YOUR INSTRUCTIONS
Each line containing the word "color" must be collected.

EXTRACTED ENTRIES
---+---

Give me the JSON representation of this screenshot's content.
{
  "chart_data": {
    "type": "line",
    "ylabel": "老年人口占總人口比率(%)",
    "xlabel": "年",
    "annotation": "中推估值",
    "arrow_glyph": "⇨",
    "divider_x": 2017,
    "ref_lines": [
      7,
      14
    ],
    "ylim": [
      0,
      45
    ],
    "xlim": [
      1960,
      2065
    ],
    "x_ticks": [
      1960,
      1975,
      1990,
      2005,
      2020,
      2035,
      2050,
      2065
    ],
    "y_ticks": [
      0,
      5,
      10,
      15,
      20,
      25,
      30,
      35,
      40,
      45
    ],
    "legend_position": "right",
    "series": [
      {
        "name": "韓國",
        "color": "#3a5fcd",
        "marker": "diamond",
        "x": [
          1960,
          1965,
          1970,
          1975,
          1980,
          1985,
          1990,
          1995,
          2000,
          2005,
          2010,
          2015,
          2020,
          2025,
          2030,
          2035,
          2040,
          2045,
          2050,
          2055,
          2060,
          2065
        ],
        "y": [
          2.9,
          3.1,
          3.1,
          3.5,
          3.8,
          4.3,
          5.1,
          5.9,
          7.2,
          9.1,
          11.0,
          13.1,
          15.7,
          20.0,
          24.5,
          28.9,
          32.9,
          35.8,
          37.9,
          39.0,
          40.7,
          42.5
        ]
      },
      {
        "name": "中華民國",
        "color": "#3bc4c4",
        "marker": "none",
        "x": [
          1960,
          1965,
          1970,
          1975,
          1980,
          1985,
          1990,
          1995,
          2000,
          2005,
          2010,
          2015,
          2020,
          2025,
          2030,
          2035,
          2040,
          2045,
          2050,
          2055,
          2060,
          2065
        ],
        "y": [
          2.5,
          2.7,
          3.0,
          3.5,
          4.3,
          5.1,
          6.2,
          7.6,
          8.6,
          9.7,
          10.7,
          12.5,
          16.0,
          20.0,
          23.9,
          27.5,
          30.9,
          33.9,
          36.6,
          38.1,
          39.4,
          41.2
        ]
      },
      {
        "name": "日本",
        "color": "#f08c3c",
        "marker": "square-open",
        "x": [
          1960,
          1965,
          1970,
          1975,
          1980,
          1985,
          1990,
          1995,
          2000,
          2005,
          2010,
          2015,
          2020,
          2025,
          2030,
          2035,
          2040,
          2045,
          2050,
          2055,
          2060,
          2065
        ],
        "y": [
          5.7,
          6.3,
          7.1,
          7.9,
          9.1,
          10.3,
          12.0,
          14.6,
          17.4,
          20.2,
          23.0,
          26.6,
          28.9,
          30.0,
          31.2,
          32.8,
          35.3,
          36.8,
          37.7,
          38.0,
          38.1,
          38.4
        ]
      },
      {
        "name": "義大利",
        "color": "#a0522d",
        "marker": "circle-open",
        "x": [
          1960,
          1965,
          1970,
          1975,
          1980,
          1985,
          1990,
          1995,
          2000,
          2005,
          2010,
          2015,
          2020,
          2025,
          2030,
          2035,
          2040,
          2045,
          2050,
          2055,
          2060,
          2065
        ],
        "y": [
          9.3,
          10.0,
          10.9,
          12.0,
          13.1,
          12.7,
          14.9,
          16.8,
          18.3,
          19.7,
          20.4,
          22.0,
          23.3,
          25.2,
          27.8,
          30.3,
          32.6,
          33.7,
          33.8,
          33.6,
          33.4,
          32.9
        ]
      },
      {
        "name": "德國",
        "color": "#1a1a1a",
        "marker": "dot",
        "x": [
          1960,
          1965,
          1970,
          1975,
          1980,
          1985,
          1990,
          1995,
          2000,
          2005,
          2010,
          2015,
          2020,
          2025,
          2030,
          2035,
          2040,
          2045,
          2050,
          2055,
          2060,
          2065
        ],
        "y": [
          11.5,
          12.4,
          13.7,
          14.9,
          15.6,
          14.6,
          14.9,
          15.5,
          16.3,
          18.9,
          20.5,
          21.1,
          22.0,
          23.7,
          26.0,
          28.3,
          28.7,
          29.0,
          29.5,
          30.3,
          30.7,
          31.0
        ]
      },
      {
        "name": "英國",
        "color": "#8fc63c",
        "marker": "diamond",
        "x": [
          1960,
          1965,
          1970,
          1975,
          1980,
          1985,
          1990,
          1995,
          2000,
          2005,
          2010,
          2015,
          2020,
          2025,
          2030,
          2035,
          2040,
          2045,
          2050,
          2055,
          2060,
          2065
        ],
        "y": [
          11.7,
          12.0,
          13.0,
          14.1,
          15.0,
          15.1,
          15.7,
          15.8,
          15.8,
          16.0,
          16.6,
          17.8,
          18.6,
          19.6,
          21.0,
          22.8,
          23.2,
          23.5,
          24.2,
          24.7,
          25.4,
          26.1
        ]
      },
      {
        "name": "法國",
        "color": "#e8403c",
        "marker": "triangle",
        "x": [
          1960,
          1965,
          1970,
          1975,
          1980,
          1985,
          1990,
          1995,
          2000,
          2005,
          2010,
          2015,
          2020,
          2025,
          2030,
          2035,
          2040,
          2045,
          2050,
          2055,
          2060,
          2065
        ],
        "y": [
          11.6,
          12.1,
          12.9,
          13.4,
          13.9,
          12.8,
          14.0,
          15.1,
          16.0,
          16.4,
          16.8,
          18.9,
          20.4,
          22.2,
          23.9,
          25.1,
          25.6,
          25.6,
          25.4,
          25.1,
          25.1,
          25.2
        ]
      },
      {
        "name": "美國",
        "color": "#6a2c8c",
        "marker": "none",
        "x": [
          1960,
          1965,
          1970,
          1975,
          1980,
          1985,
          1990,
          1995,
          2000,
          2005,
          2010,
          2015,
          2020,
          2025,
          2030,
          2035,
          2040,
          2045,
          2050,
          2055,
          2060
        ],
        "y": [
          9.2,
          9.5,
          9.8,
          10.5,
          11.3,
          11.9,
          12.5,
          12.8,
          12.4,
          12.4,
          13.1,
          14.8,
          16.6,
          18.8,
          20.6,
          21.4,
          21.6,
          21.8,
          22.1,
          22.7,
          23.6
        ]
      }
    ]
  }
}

---+---

TASK RESPONSE
        "color": "#3a5fcd",
        "color": "#3bc4c4",
        "color": "#f08c3c",
        "color": "#a0522d",
        "color": "#1a1a1a",
        "color": "#8fc63c",
        "color": "#e8403c",
        "color": "#6a2c8c",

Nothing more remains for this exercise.